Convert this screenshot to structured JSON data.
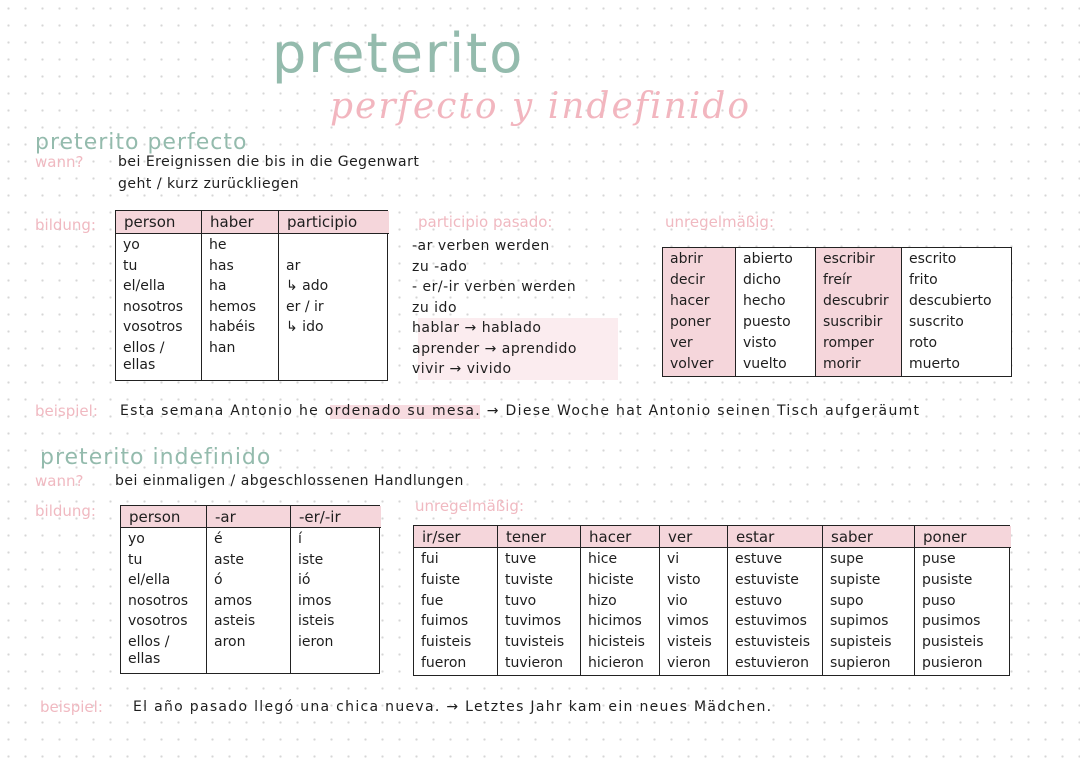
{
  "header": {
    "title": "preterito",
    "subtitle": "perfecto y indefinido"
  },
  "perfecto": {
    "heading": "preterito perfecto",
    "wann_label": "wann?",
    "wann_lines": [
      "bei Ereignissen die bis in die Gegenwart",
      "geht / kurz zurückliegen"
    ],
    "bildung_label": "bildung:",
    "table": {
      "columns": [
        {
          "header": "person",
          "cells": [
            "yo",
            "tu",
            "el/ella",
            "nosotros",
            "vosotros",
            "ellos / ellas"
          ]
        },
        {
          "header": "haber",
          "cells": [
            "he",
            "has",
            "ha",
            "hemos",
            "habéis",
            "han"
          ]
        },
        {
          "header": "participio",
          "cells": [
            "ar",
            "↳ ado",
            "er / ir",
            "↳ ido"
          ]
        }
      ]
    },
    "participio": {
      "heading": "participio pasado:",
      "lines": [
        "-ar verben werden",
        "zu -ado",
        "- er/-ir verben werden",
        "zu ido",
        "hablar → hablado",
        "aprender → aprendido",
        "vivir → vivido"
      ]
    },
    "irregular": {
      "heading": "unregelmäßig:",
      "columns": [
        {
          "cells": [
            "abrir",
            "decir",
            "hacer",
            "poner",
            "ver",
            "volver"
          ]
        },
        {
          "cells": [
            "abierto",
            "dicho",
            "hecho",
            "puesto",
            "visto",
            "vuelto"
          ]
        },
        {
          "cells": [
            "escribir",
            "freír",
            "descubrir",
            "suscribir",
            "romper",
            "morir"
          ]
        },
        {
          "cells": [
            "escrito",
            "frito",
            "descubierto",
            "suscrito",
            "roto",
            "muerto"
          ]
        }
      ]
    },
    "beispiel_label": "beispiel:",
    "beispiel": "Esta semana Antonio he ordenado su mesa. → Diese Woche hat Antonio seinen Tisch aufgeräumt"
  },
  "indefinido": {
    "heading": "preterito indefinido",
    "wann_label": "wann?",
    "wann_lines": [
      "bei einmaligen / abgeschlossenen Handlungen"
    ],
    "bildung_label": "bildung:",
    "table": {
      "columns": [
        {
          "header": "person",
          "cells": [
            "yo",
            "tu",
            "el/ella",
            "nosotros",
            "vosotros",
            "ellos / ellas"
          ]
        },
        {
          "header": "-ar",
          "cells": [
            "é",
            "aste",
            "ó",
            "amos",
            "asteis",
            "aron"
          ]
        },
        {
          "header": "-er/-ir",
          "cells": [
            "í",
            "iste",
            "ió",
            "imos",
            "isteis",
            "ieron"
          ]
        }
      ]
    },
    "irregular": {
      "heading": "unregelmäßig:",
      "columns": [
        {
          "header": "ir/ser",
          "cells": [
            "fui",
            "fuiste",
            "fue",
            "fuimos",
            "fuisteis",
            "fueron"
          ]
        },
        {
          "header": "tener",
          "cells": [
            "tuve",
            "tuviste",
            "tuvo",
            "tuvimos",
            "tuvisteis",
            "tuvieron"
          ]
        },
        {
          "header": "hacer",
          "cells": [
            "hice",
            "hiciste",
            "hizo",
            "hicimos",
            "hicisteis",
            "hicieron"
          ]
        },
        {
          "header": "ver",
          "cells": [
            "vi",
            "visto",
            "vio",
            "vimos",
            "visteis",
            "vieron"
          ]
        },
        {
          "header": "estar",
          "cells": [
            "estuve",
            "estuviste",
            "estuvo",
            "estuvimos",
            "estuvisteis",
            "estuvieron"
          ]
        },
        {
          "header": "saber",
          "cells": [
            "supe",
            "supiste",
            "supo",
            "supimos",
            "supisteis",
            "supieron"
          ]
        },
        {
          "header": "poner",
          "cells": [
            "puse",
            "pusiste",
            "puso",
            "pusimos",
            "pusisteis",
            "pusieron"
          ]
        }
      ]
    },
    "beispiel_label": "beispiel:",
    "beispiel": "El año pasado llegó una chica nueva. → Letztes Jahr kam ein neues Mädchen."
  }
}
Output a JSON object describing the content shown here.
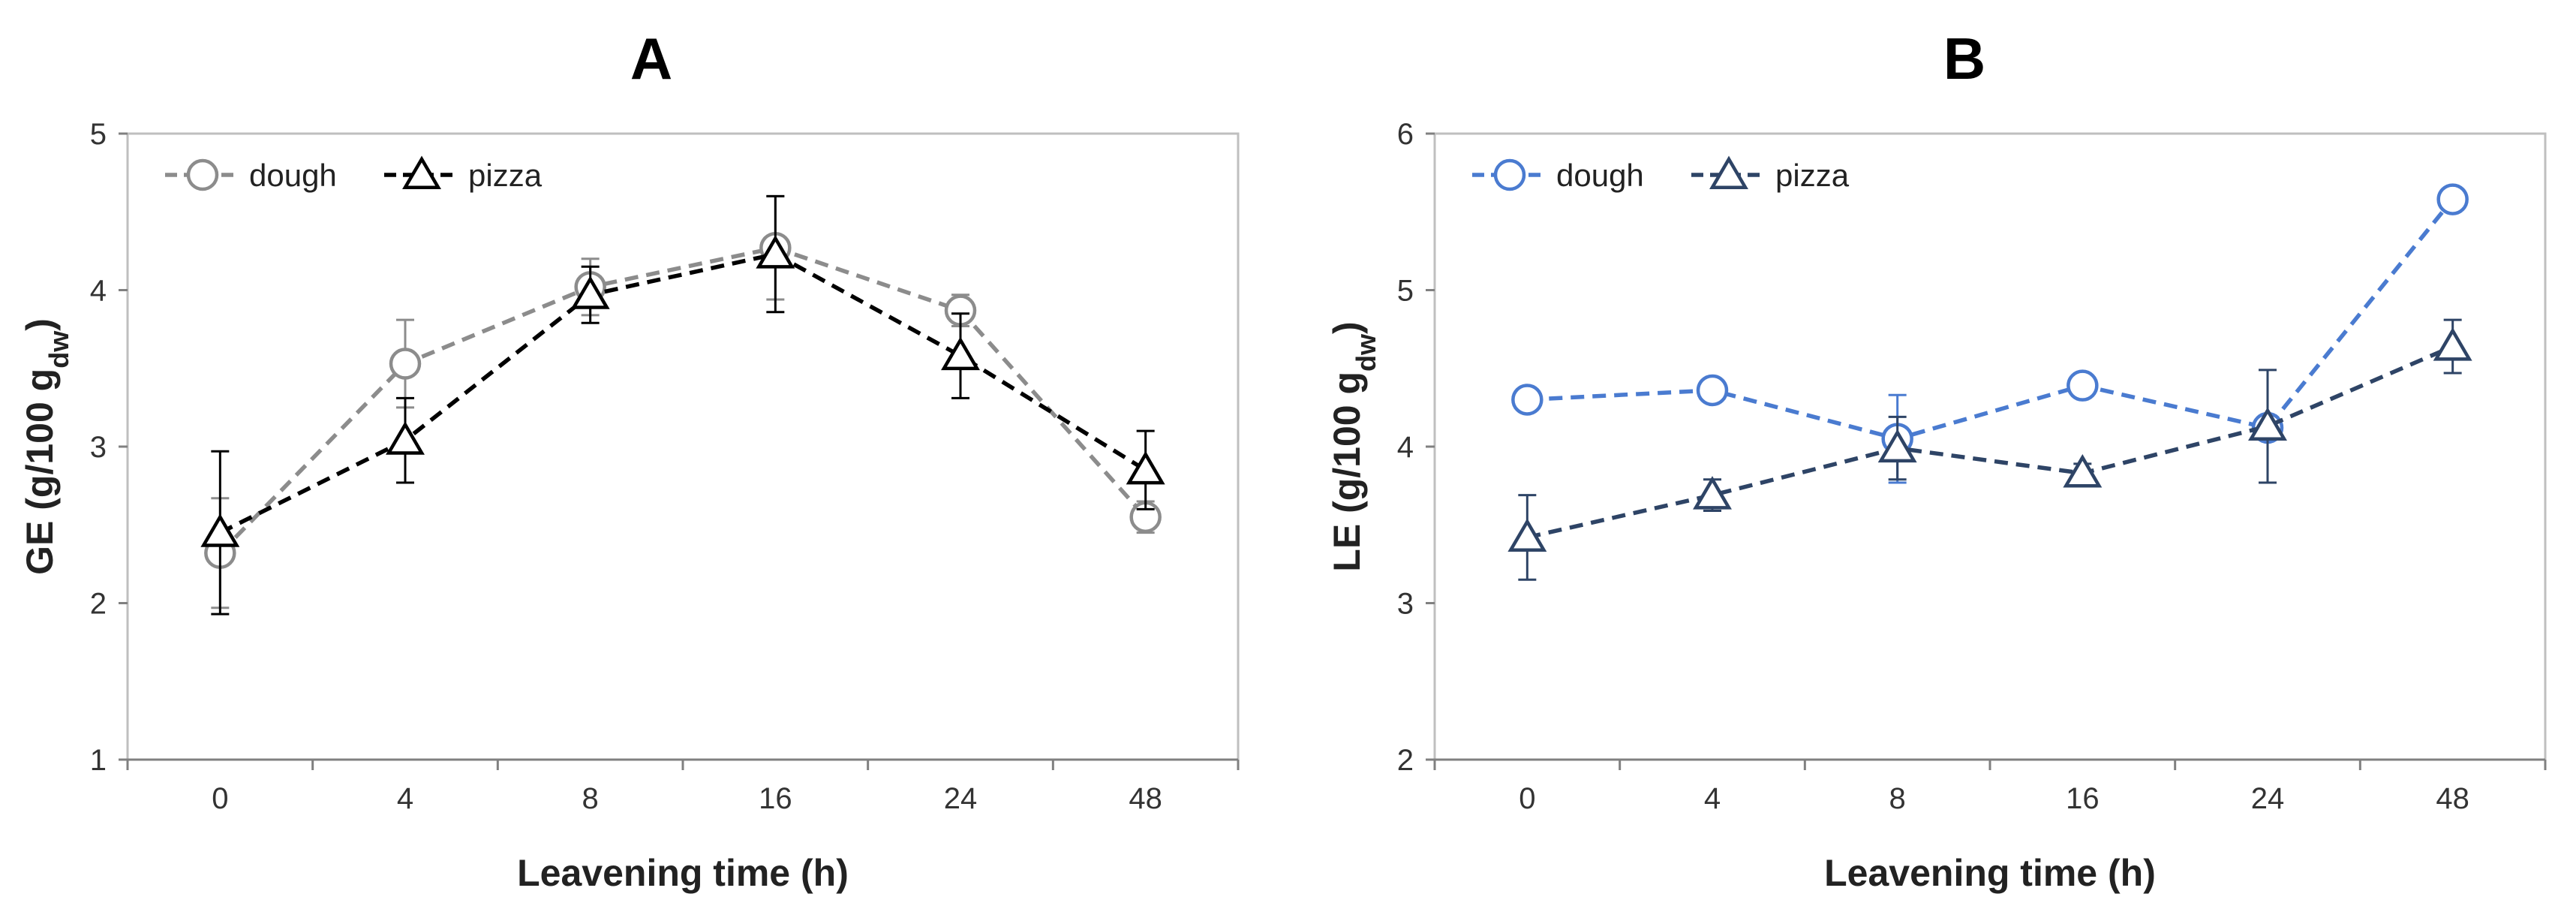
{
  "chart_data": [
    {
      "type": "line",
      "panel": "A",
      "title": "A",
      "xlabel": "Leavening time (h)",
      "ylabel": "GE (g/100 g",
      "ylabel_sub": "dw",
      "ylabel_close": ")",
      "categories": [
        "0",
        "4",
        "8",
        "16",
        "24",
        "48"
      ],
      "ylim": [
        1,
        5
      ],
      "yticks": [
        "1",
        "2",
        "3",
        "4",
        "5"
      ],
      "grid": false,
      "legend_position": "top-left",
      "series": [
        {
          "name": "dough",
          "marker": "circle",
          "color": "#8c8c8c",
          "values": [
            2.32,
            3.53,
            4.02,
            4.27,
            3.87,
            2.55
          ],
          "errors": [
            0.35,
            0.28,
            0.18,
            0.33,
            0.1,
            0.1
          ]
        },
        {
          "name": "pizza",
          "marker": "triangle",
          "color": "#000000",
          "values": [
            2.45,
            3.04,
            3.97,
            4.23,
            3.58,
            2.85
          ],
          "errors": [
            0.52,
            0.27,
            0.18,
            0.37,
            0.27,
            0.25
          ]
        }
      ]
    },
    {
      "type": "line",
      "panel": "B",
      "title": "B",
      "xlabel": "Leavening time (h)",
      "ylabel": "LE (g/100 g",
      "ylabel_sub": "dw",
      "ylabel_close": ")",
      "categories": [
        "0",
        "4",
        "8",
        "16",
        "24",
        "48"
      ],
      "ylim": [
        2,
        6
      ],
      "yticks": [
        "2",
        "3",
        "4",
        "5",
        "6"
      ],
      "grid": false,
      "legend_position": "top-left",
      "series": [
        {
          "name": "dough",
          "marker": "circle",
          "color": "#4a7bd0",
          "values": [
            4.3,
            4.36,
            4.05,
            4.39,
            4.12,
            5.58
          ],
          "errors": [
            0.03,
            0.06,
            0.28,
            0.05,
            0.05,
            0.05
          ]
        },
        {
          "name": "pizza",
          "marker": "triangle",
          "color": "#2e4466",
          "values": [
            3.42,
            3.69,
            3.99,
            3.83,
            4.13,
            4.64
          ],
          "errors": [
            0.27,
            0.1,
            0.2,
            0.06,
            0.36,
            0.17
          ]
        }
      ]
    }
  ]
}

=-=-=

**JOB**
Write out the entries above verbatim; the pictures do not belong in your copy.

**RESULT FOR THIS TASK**
Convert this screenshot to structured JSON data.
{
  "header": {
    "title": "preterito",
    "subtitle": "perfecto y indefinido"
  },
  "perfecto": {
    "heading": "preterito perfecto",
    "wann_label": "wann?",
    "wann_lines": [
      "bei Ereignissen die bis in die Gegenwart",
      "geht / kurz zurückliegen"
    ],
    "bildung_label": "bildung:",
    "table": {
      "columns": [
        {
          "header": "person",
          "cells": [
            "yo",
            "tu",
            "el/ella",
            "nosotros",
            "vosotros",
            "ellos / ellas"
          ]
        },
        {
          "header": "haber",
          "cells": [
            "he",
            "has",
            "ha",
            "hemos",
            "habéis",
            "han"
          ]
        },
        {
          "header": "participio",
          "cells": [
            "ar",
            "↳ ado",
            "er / ir",
            "↳ ido"
          ]
        }
      ]
    },
    "participio": {
      "heading": "participio pasado:",
      "lines": [
        "-ar verben werden",
        "zu -ado",
        "- er/-ir verben werden",
        "zu ido",
        "hablar → hablado",
        "aprender → aprendido",
        "vivir → vivido"
      ]
    },
    "irregular": {
      "heading": "unregelmäßig:",
      "columns": [
        {
          "cells": [
            "abrir",
            "decir",
            "hacer",
            "poner",
            "ver",
            "volver"
          ]
        },
        {
          "cells": [
            "abierto",
            "dicho",
            "hecho",
            "puesto",
            "visto",
            "vuelto"
          ]
        },
        {
          "cells": [
            "escribir",
            "freír",
            "descubrir",
            "suscribir",
            "romper",
            "morir"
          ]
        },
        {
          "cells": [
            "escrito",
            "frito",
            "descubierto",
            "suscrito",
            "roto",
            "muerto"
          ]
        }
      ]
    },
    "beispiel_label": "beispiel:",
    "beispiel": "Esta semana Antonio he ordenado su mesa. → Diese Woche hat Antonio seinen Tisch aufgeräumt"
  },
  "indefinido": {
    "heading": "preterito indefinido",
    "wann_label": "wann?",
    "wann_lines": [
      "bei einmaligen / abgeschlossenen Handlungen"
    ],
    "bildung_label": "bildung:",
    "table": {
      "columns": [
        {
          "header": "person",
          "cells": [
            "yo",
            "tu",
            "el/ella",
            "nosotros",
            "vosotros",
            "ellos / ellas"
          ]
        },
        {
          "header": "-ar",
          "cells": [
            "é",
            "aste",
            "ó",
            "amos",
            "asteis",
            "aron"
          ]
        },
        {
          "header": "-er/-ir",
          "cells": [
            "í",
            "iste",
            "ió",
            "imos",
            "isteis",
            "ieron"
          ]
        }
      ]
    },
    "irregular": {
      "heading": "unregelmäßig:",
      "columns": [
        {
          "header": "ir/ser",
          "cells": [
            "fui",
            "fuiste",
            "fue",
            "fuimos",
            "fuisteis",
            "fueron"
          ]
        },
        {
          "header": "tener",
          "cells": [
            "tuve",
            "tuviste",
            "tuvo",
            "tuvimos",
            "tuvisteis",
            "tuvieron"
          ]
        },
        {
          "header": "hacer",
          "cells": [
            "hice",
            "hiciste",
            "hizo",
            "hicimos",
            "hicisteis",
            "hicieron"
          ]
        },
        {
          "header": "ver",
          "cells": [
            "vi",
            "visto",
            "vio",
            "vimos",
            "visteis",
            "vieron"
          ]
        },
        {
          "header": "estar",
          "cells": [
            "estuve",
            "estuviste",
            "estuvo",
            "estuvimos",
            "estuvisteis",
            "estuvieron"
          ]
        },
        {
          "header": "saber",
          "cells": [
            "supe",
            "supiste",
            "supo",
            "supimos",
            "supisteis",
            "supieron"
          ]
        },
        {
          "header": "poner",
          "cells": [
            "puse",
            "pusiste",
            "puso",
            "pusimos",
            "pusisteis",
            "pusieron"
          ]
        }
      ]
    },
    "beispiel_label": "beispiel:",
    "beispiel": "El año pasado llegó una chica nueva. → Letztes Jahr kam ein neues Mädchen."
  }
}
Output a JSON object describing the content shown here.
{
  "chart_data": [
    {
      "type": "line",
      "panel": "A",
      "title": "A",
      "xlabel": "Leavening time (h)",
      "ylabel": "GE (g/100 g",
      "ylabel_sub": "dw",
      "ylabel_close": ")",
      "categories": [
        "0",
        "4",
        "8",
        "16",
        "24",
        "48"
      ],
      "ylim": [
        1,
        5
      ],
      "yticks": [
        "1",
        "2",
        "3",
        "4",
        "5"
      ],
      "grid": false,
      "legend_position": "top-left",
      "series": [
        {
          "name": "dough",
          "marker": "circle",
          "color": "#8c8c8c",
          "values": [
            2.32,
            3.53,
            4.02,
            4.27,
            3.87,
            2.55
          ],
          "errors": [
            0.35,
            0.28,
            0.18,
            0.33,
            0.1,
            0.1
          ]
        },
        {
          "name": "pizza",
          "marker": "triangle",
          "color": "#000000",
          "values": [
            2.45,
            3.04,
            3.97,
            4.23,
            3.58,
            2.85
          ],
          "errors": [
            0.52,
            0.27,
            0.18,
            0.37,
            0.27,
            0.25
          ]
        }
      ]
    },
    {
      "type": "line",
      "panel": "B",
      "title": "B",
      "xlabel": "Leavening time (h)",
      "ylabel": "LE (g/100 g",
      "ylabel_sub": "dw",
      "ylabel_close": ")",
      "categories": [
        "0",
        "4",
        "8",
        "16",
        "24",
        "48"
      ],
      "ylim": [
        2,
        6
      ],
      "yticks": [
        "2",
        "3",
        "4",
        "5",
        "6"
      ],
      "grid": false,
      "legend_position": "top-left",
      "series": [
        {
          "name": "dough",
          "marker": "circle",
          "color": "#4a7bd0",
          "values": [
            4.3,
            4.36,
            4.05,
            4.39,
            4.12,
            5.58
          ],
          "errors": [
            0.03,
            0.06,
            0.28,
            0.05,
            0.05,
            0.05
          ]
        },
        {
          "name": "pizza",
          "marker": "triangle",
          "color": "#2e4466",
          "values": [
            3.42,
            3.69,
            3.99,
            3.83,
            4.13,
            4.64
          ],
          "errors": [
            0.27,
            0.1,
            0.2,
            0.06,
            0.36,
            0.17
          ]
        }
      ]
    }
  ]
}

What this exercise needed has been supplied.